Compile every line that includes the word "ylabel".

-- begin Materials provided --

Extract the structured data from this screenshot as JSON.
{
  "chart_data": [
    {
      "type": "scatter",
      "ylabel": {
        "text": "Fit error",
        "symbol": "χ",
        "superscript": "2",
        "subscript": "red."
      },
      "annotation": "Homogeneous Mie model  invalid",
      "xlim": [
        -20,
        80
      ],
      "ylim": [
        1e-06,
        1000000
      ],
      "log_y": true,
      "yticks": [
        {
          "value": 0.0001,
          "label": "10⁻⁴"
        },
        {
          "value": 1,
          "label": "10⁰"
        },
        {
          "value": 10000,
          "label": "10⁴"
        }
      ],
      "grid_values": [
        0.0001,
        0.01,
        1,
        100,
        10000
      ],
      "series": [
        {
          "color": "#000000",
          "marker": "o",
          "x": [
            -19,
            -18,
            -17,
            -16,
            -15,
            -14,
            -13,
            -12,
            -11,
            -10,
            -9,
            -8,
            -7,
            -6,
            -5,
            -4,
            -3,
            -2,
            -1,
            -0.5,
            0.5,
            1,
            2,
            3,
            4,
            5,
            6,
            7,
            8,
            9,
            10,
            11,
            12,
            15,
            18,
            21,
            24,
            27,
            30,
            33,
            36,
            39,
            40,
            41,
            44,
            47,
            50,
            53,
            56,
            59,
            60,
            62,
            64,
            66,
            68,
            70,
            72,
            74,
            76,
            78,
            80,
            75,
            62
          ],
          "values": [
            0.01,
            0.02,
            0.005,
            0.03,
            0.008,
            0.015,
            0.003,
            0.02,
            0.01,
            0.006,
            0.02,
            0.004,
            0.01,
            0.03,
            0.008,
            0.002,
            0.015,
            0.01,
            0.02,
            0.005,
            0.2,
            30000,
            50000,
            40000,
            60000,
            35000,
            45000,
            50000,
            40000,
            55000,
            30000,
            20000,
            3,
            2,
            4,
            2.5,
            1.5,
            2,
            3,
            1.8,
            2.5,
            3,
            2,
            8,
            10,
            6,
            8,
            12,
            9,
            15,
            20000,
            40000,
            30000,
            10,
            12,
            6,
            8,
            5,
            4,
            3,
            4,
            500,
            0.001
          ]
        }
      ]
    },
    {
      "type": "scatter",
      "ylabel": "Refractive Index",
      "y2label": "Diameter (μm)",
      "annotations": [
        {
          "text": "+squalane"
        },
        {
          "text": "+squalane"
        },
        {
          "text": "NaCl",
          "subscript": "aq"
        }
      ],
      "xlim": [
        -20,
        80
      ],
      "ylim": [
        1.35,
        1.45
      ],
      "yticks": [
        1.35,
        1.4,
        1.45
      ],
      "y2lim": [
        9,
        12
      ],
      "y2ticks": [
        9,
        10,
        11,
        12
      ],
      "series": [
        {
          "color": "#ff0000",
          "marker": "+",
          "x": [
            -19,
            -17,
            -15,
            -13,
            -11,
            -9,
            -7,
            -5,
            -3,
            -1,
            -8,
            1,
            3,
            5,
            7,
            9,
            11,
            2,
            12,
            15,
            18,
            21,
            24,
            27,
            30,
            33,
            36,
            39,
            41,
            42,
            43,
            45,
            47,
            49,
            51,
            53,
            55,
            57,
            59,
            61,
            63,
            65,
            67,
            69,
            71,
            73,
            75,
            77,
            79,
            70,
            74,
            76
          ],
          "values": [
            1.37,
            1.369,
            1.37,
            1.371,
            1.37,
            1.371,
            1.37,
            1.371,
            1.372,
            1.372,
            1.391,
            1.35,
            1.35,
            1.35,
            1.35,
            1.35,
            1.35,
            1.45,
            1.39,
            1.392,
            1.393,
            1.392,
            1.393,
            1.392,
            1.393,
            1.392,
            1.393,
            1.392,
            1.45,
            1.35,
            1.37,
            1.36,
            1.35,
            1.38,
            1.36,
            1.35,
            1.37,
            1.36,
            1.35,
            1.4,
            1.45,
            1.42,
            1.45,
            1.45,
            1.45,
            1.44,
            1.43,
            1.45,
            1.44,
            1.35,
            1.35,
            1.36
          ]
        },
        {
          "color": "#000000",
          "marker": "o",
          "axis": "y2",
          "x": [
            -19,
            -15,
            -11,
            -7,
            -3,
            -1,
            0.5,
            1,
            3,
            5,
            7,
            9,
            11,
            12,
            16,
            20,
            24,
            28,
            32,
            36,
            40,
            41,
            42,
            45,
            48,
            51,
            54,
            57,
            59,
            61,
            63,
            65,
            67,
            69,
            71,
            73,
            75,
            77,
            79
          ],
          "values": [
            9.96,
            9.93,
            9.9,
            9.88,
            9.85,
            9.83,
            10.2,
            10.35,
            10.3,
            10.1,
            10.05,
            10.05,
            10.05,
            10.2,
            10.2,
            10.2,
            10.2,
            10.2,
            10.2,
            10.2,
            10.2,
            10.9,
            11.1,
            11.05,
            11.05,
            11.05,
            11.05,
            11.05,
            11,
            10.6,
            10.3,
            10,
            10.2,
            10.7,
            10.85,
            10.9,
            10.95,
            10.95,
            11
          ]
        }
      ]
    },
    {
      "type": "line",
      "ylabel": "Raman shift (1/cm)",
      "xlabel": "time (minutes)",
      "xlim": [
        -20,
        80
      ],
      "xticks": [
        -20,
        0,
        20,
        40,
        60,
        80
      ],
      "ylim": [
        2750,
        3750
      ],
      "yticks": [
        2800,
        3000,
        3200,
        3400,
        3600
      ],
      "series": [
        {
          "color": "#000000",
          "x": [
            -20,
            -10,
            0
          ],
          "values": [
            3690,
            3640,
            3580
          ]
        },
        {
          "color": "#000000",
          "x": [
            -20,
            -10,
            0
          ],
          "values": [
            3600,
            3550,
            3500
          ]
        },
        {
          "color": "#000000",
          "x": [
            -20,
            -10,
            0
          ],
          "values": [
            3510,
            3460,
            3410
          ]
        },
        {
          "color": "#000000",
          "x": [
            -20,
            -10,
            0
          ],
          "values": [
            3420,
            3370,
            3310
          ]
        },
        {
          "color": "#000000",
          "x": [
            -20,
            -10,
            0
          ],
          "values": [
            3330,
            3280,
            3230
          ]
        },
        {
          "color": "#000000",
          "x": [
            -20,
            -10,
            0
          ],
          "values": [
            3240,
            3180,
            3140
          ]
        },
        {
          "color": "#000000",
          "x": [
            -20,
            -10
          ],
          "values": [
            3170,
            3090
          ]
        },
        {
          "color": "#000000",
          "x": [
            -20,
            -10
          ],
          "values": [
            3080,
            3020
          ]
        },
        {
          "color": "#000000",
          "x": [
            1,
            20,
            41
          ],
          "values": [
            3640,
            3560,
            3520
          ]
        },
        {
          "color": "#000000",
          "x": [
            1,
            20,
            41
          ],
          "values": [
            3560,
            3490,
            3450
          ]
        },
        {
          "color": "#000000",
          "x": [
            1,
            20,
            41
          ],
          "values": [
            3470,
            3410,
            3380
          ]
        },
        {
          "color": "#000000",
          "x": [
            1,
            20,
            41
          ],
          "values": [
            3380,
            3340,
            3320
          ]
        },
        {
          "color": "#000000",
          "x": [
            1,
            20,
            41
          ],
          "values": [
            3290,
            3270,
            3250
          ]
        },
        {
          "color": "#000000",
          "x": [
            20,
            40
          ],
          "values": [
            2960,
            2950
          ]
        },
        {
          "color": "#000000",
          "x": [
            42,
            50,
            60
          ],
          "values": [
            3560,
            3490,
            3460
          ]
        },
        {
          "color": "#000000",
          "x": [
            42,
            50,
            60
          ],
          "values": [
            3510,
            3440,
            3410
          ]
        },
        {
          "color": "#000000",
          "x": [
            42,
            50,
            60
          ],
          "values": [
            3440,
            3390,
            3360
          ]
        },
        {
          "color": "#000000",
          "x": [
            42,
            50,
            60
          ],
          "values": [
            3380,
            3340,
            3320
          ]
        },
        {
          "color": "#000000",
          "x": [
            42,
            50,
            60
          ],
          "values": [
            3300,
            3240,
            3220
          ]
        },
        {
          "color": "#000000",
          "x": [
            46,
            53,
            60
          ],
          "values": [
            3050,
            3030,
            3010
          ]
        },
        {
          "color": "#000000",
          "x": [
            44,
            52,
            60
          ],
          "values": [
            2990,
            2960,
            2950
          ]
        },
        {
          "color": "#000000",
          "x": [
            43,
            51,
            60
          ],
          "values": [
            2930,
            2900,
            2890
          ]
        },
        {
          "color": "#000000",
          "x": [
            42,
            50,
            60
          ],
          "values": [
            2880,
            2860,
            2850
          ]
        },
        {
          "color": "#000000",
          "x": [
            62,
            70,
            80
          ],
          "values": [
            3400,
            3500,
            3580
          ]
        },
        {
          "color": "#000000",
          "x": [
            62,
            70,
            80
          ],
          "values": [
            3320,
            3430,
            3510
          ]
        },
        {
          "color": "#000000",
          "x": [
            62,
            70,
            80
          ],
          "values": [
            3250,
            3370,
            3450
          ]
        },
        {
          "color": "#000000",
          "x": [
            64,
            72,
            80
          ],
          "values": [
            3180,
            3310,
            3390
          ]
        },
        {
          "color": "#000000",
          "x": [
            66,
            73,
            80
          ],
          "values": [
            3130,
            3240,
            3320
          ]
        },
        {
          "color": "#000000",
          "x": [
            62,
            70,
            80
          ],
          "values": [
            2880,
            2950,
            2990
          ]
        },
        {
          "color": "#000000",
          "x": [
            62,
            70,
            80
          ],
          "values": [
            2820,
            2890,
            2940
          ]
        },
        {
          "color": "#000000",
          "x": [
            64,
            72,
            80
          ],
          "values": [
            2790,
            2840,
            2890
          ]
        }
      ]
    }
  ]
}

-- end Materials provided --

Result of this task
      "ylabel": {
      "ylabel": "Refractive Index",
      "ylabel": "Raman shift (1/cm)",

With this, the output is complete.